Pick out the lines in the listing below that contain the word "опроса" and copy them.

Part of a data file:
• • • •

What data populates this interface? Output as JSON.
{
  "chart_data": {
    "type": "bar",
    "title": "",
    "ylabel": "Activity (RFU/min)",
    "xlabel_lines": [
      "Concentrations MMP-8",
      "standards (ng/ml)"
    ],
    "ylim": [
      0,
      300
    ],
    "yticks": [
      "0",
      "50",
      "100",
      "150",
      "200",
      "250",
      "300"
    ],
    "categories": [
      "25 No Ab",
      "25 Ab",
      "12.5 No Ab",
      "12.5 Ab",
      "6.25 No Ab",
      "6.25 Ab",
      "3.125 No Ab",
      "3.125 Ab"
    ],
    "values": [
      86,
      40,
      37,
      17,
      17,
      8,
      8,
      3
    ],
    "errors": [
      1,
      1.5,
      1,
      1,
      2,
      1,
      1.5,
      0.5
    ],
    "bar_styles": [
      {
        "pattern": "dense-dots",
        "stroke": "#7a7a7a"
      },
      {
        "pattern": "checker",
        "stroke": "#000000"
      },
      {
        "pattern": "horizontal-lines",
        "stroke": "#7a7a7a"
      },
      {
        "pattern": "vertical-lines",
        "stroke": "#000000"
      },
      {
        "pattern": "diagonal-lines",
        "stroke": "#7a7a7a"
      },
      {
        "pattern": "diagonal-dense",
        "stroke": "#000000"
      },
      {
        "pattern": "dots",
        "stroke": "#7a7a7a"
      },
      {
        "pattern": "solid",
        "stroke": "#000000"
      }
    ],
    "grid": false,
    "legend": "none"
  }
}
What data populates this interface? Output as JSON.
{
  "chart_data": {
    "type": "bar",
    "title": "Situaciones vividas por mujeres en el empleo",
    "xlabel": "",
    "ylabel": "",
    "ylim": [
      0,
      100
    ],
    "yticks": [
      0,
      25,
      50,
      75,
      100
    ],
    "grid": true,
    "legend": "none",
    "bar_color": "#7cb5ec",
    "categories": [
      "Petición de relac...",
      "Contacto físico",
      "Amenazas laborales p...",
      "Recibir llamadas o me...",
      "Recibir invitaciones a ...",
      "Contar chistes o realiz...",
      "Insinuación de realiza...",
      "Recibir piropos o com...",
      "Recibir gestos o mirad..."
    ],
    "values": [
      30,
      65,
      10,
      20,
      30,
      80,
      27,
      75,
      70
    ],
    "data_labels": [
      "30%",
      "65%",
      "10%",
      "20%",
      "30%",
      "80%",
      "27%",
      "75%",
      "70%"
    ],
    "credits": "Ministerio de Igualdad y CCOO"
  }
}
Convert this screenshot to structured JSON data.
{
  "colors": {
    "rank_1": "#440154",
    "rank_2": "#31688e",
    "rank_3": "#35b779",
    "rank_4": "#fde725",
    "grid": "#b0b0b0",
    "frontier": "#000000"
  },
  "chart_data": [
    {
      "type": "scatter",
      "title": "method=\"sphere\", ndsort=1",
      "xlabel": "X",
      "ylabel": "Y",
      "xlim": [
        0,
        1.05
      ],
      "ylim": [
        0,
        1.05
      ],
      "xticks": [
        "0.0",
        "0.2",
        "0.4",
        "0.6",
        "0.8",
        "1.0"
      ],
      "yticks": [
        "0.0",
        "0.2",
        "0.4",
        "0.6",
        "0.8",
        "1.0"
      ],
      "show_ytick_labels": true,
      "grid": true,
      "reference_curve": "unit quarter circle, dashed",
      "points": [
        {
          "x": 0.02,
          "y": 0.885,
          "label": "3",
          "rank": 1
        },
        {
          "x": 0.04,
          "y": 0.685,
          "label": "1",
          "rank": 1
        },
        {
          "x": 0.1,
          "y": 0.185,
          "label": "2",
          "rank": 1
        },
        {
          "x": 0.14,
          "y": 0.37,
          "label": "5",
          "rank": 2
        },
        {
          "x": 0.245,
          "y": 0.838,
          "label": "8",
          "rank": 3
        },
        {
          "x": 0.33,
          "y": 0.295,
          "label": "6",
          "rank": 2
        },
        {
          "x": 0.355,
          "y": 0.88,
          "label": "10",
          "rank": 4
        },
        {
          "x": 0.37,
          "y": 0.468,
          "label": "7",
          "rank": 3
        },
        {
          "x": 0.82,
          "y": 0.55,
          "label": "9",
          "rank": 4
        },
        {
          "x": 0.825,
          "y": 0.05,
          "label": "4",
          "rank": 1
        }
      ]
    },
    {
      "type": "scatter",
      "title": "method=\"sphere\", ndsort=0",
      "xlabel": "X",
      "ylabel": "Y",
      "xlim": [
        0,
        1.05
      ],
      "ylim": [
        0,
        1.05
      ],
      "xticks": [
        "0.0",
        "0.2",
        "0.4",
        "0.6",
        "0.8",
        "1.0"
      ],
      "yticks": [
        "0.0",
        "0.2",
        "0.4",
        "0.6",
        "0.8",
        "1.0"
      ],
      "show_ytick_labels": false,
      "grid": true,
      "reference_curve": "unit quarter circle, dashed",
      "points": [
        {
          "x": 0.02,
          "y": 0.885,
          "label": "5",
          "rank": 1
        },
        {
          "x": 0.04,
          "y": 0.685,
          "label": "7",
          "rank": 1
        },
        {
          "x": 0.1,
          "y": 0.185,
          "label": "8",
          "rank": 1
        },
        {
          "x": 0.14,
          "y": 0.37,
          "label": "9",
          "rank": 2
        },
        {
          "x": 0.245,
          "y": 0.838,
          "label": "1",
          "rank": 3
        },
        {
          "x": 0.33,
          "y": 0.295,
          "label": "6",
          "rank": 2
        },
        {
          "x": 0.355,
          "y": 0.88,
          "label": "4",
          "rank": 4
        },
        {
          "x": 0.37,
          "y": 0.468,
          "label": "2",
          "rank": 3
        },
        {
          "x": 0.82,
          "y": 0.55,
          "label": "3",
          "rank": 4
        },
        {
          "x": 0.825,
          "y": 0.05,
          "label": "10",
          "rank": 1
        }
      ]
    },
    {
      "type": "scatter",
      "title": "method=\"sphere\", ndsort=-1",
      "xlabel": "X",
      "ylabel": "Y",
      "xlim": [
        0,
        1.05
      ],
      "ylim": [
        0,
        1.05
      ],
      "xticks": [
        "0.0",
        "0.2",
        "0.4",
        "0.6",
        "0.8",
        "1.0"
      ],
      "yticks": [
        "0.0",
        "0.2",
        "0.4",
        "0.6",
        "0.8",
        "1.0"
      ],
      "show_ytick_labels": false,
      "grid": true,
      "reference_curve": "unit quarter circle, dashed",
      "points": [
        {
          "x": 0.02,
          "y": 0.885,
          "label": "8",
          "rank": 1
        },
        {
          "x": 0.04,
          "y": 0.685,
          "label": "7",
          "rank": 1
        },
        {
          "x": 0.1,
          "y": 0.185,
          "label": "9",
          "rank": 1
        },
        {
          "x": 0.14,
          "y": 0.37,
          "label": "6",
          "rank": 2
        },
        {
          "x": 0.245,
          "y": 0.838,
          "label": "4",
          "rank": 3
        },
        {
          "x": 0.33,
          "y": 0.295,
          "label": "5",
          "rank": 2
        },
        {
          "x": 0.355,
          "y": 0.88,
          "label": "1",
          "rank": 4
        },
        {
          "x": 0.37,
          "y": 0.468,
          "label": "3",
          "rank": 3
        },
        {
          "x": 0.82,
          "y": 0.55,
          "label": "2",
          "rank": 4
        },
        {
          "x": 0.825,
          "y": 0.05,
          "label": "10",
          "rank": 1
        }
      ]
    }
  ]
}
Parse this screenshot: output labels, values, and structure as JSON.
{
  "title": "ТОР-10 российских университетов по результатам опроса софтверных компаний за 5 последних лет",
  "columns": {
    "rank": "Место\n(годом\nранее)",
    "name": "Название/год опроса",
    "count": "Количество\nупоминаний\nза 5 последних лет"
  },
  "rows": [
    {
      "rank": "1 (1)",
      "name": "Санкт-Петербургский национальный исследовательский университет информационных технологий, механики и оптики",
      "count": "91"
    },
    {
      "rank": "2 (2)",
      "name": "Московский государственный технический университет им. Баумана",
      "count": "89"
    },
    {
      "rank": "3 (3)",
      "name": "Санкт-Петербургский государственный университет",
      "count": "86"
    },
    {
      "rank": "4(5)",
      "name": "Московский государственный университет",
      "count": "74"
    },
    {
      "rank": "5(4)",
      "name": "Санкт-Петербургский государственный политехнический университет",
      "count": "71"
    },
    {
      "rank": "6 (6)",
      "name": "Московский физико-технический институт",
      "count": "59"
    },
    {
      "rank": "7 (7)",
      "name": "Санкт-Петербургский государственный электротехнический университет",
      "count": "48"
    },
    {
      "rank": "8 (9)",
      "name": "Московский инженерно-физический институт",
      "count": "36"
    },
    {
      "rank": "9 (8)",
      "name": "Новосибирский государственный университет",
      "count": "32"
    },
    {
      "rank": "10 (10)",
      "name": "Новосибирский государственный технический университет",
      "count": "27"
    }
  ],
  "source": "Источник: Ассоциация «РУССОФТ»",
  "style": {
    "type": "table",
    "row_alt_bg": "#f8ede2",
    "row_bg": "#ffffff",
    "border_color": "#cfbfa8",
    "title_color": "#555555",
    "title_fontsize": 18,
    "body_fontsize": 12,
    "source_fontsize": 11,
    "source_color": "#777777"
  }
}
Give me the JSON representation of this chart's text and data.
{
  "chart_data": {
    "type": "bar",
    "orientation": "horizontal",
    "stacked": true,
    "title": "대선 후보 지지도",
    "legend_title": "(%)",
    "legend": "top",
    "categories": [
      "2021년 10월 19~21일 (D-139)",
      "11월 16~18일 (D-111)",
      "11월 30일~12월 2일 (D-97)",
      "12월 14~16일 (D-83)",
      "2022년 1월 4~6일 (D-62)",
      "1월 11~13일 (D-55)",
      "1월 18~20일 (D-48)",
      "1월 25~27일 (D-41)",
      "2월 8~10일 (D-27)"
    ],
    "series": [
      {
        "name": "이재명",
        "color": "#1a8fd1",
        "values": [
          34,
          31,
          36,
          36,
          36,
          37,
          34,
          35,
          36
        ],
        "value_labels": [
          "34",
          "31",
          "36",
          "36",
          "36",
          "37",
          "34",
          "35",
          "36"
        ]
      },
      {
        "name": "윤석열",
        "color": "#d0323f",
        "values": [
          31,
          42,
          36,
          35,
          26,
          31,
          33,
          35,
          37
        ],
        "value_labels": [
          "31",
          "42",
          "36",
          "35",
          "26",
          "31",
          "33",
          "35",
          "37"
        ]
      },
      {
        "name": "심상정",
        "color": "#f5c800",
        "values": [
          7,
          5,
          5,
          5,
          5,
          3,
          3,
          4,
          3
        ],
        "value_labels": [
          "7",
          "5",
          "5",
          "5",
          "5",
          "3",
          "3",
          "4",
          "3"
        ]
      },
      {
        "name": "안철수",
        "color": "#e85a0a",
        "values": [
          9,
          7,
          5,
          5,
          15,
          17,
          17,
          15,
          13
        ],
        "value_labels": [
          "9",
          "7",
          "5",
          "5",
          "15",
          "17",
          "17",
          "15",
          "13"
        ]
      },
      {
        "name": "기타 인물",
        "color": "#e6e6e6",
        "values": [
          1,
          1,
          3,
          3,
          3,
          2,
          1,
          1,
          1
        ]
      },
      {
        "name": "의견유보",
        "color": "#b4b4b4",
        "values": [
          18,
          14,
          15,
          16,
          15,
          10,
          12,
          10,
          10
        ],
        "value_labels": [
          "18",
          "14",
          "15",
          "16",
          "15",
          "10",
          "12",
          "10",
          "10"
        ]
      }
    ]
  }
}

• • • •

> **RESULT FOR THIS TASK**:
  "title": "ТОР-10 российских университетов по результатам опроса софтверных компаний за 5 последних лет",
    "name": "Название/год опроса",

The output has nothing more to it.